**** GIVEN DATA ****

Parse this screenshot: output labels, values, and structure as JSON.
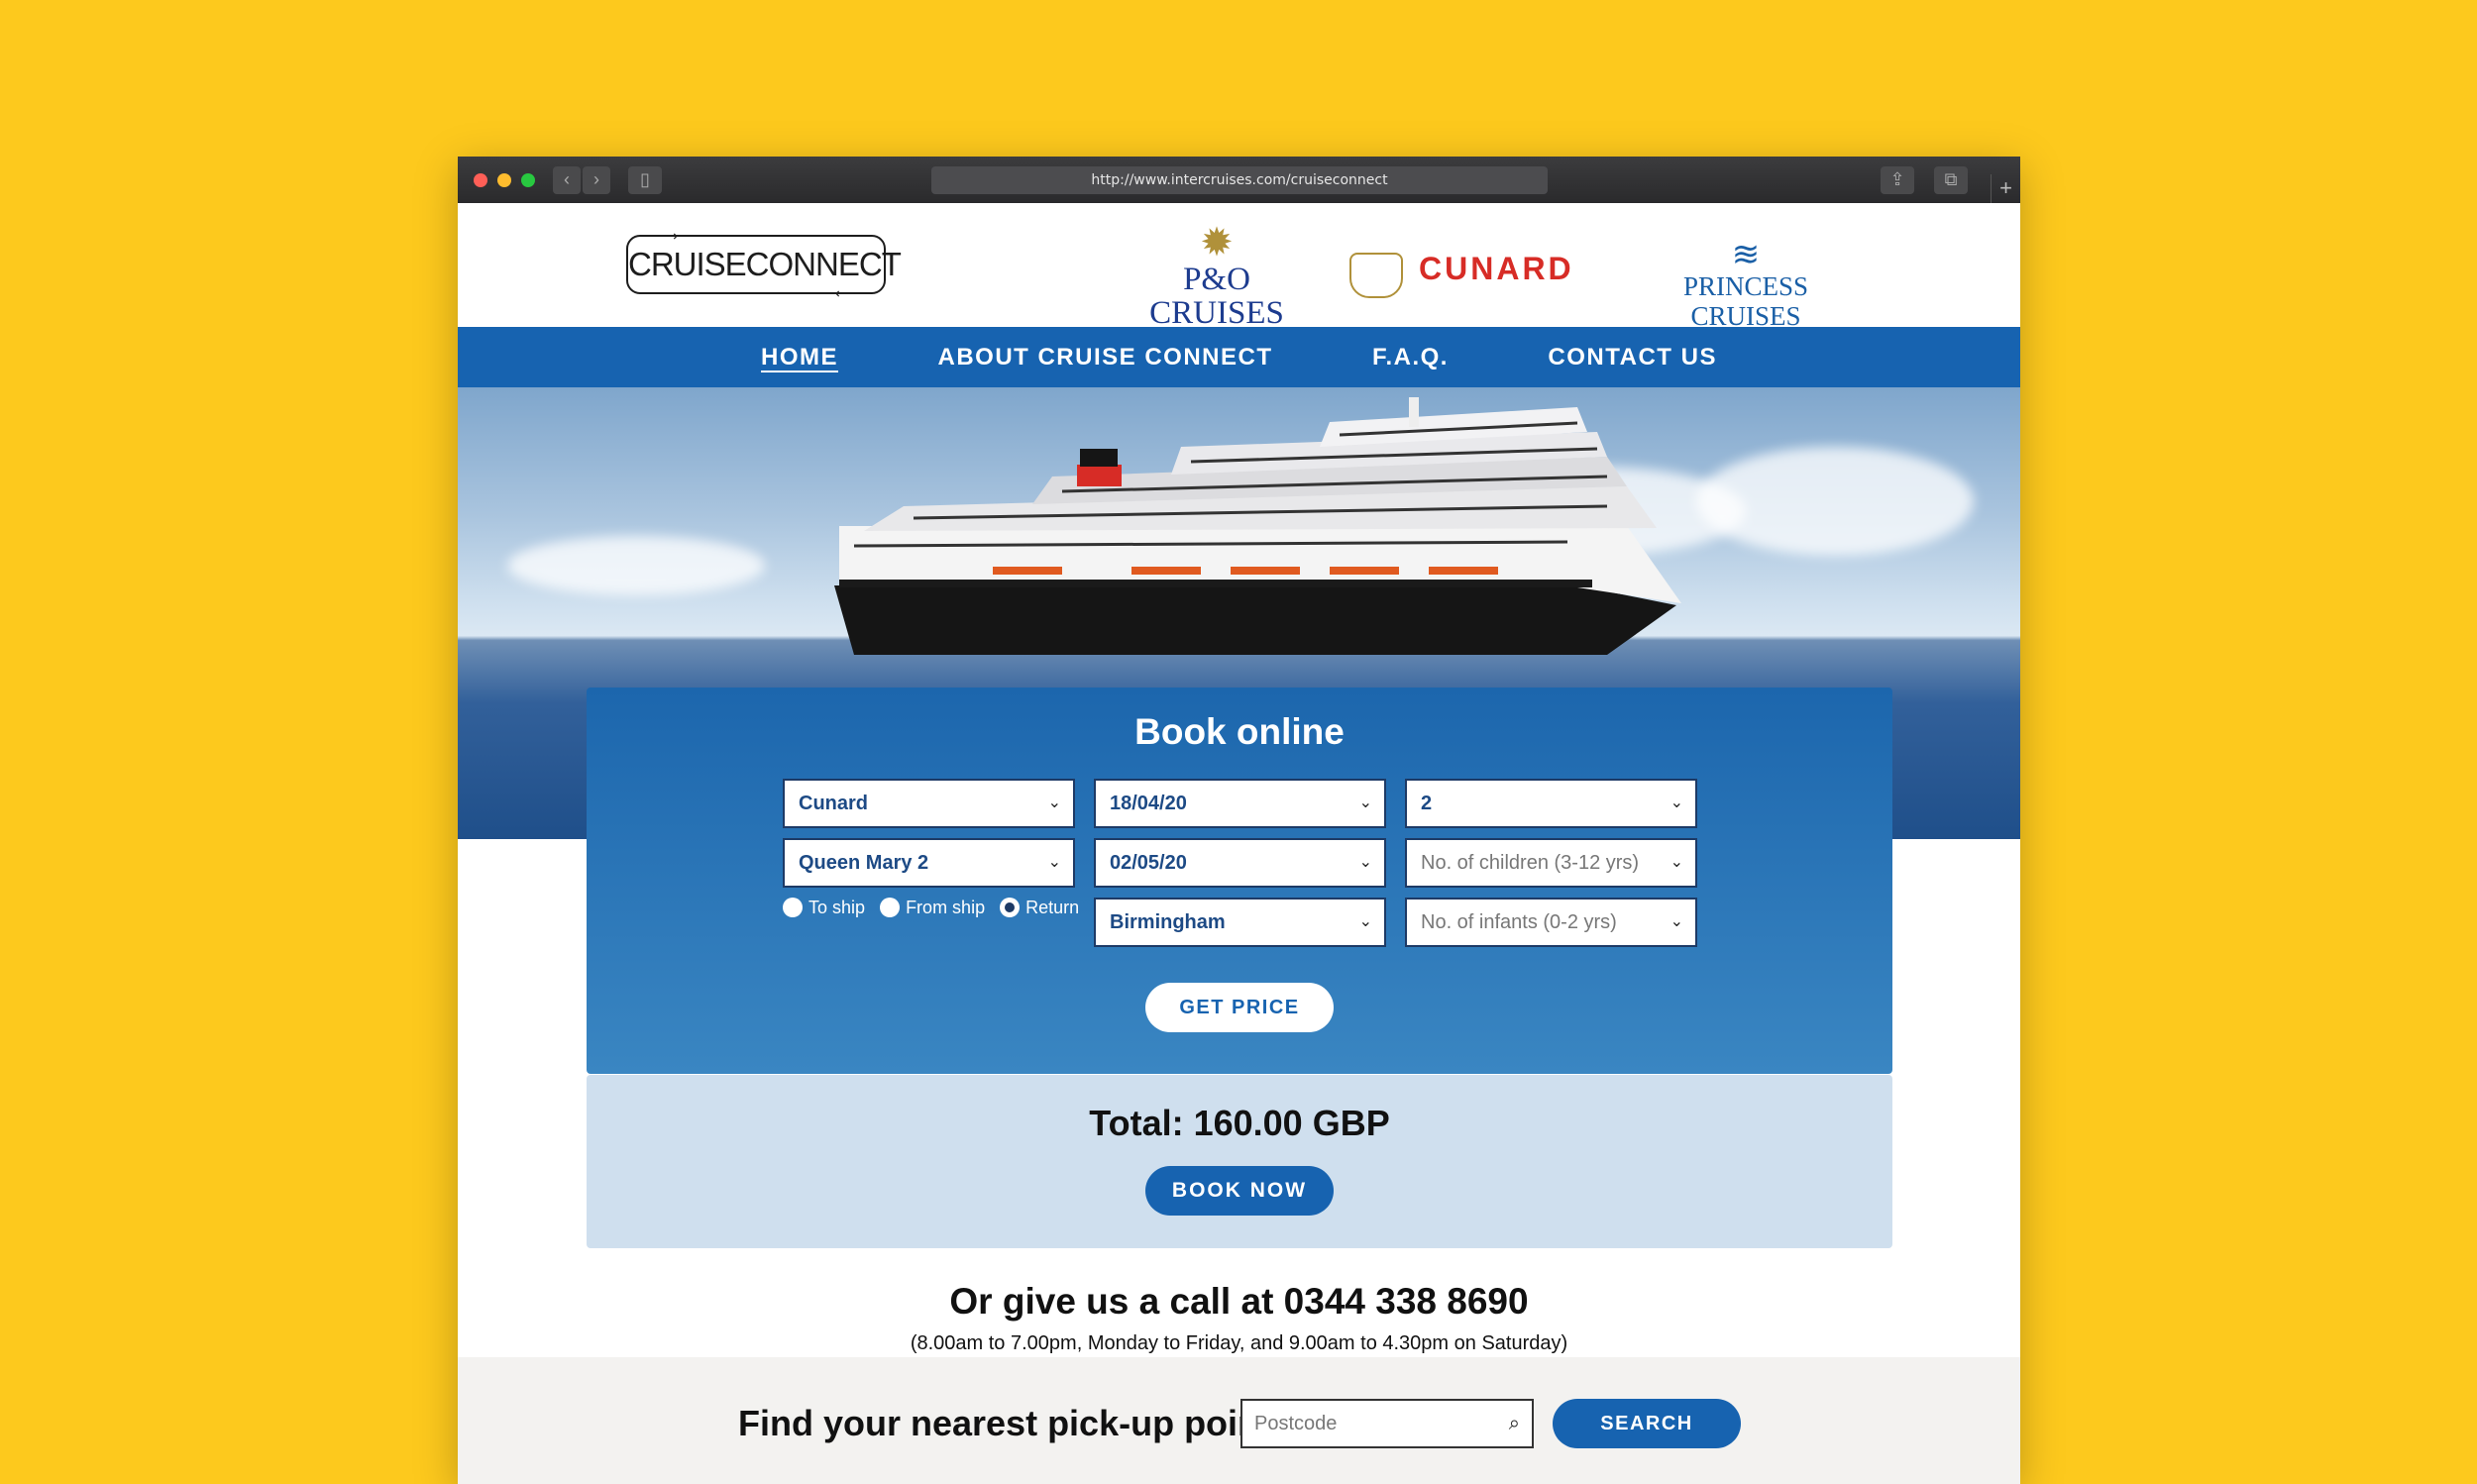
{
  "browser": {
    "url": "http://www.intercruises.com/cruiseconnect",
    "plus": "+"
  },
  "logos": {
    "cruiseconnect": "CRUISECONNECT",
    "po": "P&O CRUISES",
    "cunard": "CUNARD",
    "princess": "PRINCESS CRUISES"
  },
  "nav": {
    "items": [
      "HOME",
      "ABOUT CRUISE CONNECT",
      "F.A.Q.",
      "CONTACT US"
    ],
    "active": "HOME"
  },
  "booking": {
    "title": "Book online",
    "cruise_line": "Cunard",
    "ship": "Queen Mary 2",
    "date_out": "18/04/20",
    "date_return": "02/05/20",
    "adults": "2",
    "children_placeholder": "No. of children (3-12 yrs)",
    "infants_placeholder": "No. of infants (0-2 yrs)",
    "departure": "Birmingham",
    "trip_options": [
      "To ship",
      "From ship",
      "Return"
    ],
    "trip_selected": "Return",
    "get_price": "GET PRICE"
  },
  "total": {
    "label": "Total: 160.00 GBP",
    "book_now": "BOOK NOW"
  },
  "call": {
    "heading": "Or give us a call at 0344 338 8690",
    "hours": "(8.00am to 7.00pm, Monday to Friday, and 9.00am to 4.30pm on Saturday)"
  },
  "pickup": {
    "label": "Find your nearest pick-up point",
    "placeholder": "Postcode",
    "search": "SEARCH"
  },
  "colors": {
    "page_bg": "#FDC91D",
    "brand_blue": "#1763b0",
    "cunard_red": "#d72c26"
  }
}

****
**** GIVEN DATA ****

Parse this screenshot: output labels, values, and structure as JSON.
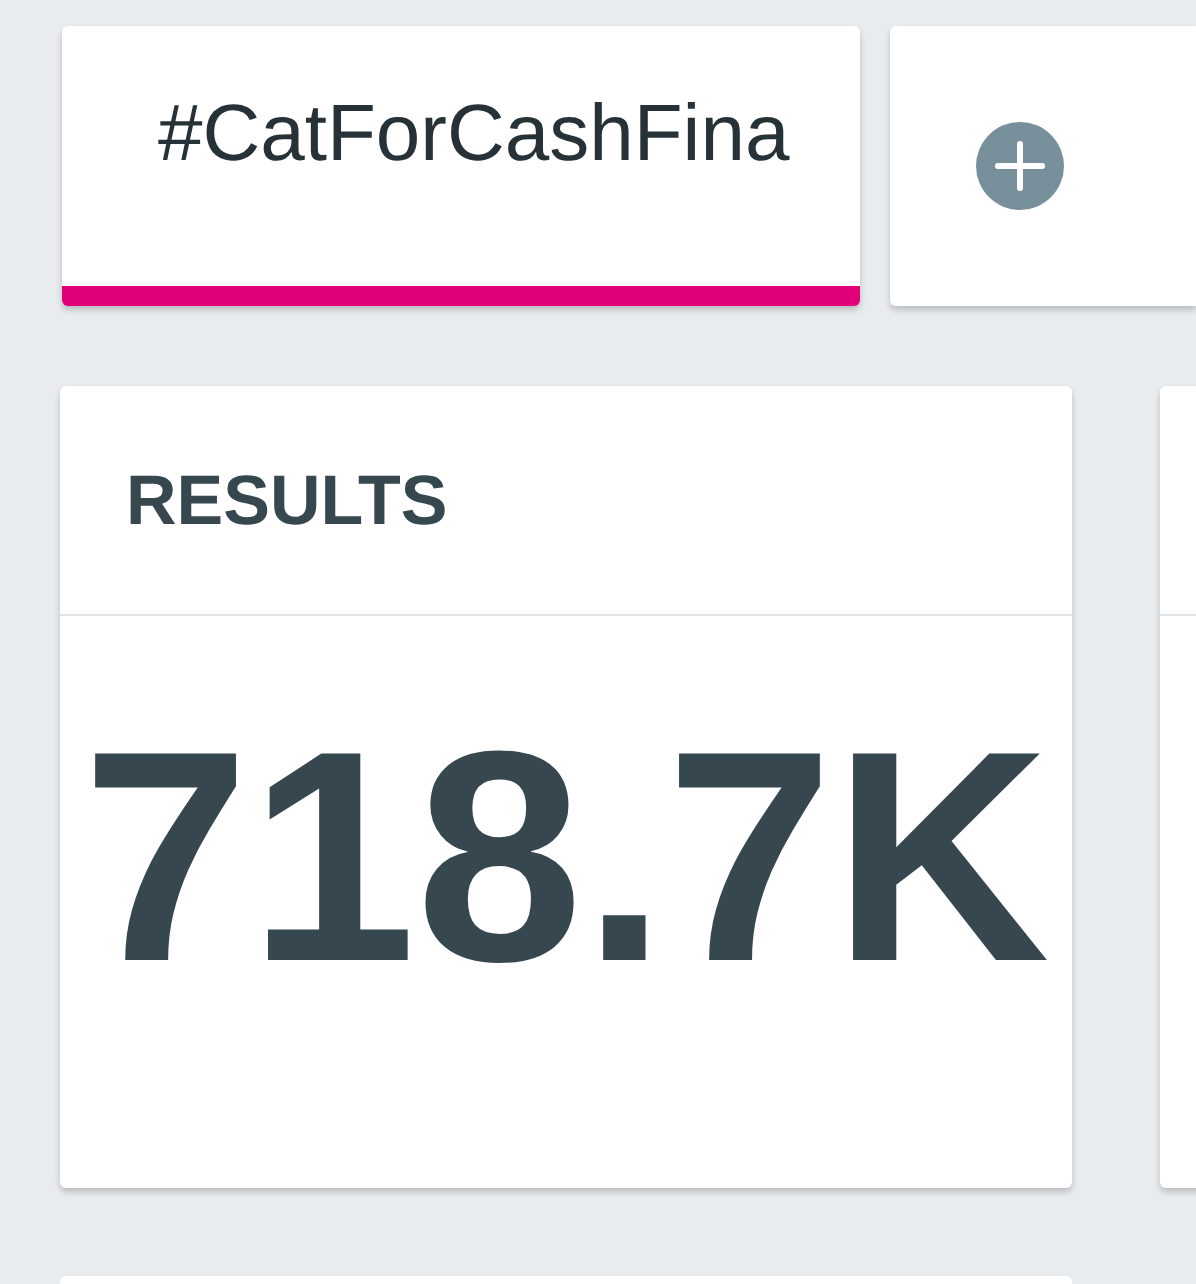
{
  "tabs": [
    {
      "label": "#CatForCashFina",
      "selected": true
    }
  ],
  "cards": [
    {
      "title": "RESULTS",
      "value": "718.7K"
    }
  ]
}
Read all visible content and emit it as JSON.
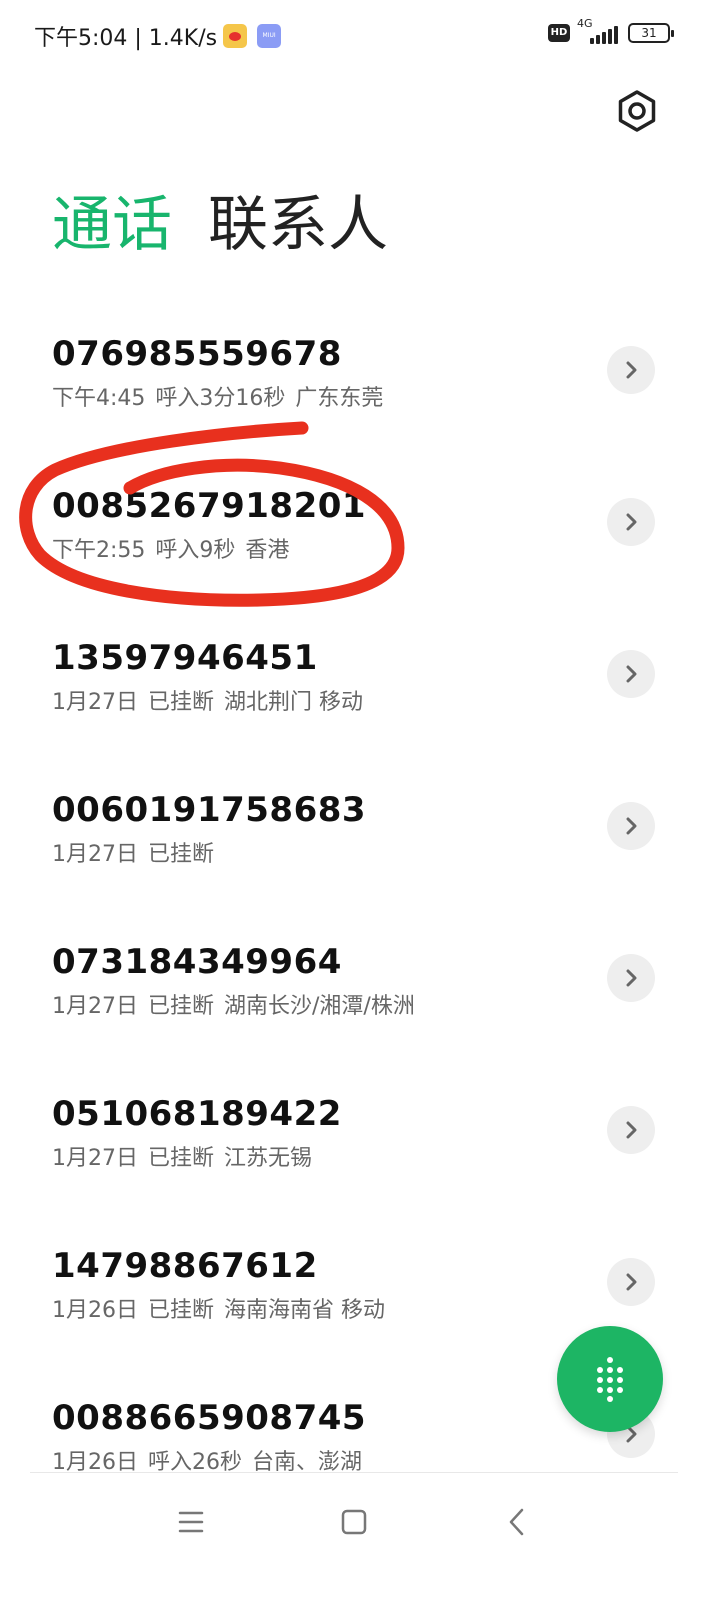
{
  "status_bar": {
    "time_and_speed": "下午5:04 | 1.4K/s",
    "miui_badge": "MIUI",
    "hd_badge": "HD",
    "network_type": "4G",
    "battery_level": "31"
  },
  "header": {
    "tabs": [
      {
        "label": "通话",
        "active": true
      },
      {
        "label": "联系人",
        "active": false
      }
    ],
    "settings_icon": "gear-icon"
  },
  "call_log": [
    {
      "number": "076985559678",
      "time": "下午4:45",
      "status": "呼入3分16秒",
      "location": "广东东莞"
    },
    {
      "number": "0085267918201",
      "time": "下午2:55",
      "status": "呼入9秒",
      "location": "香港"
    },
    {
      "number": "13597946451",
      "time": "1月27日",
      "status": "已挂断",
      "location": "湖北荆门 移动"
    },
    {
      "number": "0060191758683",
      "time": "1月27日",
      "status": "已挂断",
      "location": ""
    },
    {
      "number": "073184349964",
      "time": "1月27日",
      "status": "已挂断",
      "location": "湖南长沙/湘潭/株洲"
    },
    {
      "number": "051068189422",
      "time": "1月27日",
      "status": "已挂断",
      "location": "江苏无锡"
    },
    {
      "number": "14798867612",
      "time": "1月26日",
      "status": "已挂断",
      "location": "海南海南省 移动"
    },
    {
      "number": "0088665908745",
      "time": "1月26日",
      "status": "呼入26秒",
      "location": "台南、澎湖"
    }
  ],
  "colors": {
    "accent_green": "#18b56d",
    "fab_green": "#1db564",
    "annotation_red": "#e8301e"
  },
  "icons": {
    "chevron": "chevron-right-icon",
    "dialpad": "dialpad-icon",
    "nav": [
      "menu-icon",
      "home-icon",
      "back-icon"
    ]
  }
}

****

» **YOUR INSTRUCTIONS**
Filter out every line that lacks the word "cruiseconnect", and copy the rest.

» **TASK RESULT**
    "url": "http://www.intercruises.com/cruiseconnect",
    "cruiseconnect": "CRUISECONNECT",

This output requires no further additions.